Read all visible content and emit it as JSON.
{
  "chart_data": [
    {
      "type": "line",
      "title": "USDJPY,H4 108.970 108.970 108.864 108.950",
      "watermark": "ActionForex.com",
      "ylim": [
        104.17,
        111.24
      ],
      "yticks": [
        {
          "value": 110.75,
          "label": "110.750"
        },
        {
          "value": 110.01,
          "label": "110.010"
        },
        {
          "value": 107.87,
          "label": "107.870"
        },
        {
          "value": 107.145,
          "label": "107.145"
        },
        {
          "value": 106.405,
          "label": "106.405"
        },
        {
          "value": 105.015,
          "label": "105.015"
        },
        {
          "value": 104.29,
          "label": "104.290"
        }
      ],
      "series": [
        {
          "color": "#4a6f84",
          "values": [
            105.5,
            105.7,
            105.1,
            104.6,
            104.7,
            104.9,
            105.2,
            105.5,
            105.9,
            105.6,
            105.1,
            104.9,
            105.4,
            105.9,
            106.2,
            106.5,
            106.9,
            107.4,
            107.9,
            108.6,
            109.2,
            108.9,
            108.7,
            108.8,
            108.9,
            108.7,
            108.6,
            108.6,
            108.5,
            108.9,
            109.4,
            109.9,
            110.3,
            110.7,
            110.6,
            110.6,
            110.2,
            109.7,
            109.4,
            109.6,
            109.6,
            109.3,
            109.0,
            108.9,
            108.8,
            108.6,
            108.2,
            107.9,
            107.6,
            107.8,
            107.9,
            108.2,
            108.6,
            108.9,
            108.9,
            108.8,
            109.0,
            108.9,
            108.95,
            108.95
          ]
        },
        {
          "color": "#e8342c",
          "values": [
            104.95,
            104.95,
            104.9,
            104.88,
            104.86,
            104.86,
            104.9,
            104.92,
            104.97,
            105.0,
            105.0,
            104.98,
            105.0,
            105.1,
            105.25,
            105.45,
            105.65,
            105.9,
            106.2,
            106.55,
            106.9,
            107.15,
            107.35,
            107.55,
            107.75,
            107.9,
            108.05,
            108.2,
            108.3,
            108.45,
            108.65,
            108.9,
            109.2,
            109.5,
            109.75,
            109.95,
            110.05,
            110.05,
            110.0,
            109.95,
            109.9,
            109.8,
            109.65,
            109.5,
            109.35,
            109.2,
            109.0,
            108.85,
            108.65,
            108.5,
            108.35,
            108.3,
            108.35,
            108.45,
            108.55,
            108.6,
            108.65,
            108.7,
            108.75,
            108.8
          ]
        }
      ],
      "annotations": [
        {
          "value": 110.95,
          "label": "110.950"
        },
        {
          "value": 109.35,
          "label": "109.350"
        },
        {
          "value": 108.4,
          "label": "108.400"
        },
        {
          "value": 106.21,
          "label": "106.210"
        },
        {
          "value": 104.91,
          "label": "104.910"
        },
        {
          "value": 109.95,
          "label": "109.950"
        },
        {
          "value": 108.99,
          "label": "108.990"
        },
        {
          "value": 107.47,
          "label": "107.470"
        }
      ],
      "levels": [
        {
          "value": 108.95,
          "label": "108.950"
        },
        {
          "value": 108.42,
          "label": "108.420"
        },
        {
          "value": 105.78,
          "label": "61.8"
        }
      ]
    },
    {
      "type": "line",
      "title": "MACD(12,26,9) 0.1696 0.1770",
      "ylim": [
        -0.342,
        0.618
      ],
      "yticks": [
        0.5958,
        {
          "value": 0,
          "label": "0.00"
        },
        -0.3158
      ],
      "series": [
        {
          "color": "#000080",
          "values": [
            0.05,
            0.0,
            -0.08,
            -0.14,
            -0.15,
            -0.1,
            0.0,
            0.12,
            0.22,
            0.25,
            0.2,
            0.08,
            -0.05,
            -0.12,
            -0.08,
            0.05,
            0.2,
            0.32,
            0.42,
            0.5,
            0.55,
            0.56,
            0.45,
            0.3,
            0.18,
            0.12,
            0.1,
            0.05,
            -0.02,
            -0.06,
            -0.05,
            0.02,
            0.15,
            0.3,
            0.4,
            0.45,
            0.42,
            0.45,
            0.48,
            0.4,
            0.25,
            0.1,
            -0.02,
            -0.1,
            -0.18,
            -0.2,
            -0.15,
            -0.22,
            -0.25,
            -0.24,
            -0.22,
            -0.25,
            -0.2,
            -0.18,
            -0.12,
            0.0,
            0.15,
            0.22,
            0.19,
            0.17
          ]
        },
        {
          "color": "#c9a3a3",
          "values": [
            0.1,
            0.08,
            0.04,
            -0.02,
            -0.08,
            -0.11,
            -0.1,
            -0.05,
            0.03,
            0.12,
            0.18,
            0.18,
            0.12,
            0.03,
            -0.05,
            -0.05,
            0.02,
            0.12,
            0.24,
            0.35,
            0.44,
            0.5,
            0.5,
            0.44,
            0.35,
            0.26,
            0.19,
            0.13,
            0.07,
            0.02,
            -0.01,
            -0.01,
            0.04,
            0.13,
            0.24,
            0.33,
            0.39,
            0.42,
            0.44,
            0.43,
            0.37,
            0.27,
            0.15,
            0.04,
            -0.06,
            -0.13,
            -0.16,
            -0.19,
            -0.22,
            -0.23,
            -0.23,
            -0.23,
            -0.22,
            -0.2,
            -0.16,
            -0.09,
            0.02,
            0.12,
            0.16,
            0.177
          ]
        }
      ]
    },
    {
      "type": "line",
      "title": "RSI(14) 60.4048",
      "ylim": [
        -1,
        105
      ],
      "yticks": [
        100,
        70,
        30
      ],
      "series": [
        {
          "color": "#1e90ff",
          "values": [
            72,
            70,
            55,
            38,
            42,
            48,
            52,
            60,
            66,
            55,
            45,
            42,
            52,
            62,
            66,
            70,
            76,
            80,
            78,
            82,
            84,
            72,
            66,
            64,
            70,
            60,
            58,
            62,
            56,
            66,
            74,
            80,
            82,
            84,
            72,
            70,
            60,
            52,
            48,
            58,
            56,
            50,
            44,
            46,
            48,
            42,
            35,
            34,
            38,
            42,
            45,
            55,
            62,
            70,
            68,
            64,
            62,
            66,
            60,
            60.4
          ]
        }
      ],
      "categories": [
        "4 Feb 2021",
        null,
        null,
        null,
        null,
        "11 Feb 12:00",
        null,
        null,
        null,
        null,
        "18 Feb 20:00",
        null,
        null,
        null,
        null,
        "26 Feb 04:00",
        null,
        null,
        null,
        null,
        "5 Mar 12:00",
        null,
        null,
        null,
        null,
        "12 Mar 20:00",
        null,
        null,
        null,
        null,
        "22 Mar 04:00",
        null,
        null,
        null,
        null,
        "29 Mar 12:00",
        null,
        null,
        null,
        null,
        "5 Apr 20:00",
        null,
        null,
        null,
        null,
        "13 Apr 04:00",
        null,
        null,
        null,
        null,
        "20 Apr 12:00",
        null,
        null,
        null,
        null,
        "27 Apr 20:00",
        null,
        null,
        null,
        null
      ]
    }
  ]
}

===

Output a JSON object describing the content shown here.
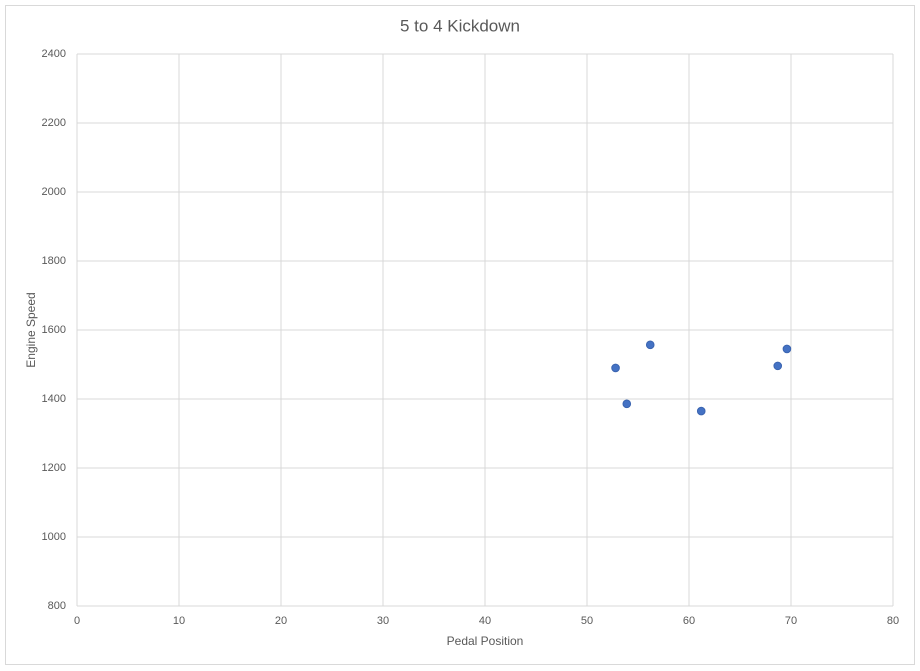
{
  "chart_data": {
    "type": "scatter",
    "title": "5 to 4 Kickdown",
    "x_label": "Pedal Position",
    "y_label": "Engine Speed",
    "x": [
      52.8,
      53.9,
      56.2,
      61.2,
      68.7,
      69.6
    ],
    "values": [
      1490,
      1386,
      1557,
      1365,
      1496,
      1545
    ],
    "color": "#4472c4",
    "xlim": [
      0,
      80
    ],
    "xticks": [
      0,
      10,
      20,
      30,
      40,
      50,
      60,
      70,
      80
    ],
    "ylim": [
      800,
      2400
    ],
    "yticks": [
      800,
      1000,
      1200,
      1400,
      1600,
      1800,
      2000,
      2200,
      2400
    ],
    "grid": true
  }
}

===

REQUIRED TASK
Identify the lines of the data that contain the word "color". Copy each of them.

SOLVED EXERCISE
          "color": "#4a6f84",
          "color": "#e8342c",
          "color": "#000080",
          "color": "#c9a3a3",
          "color": "#1e90ff",
    "color": "#4472c4",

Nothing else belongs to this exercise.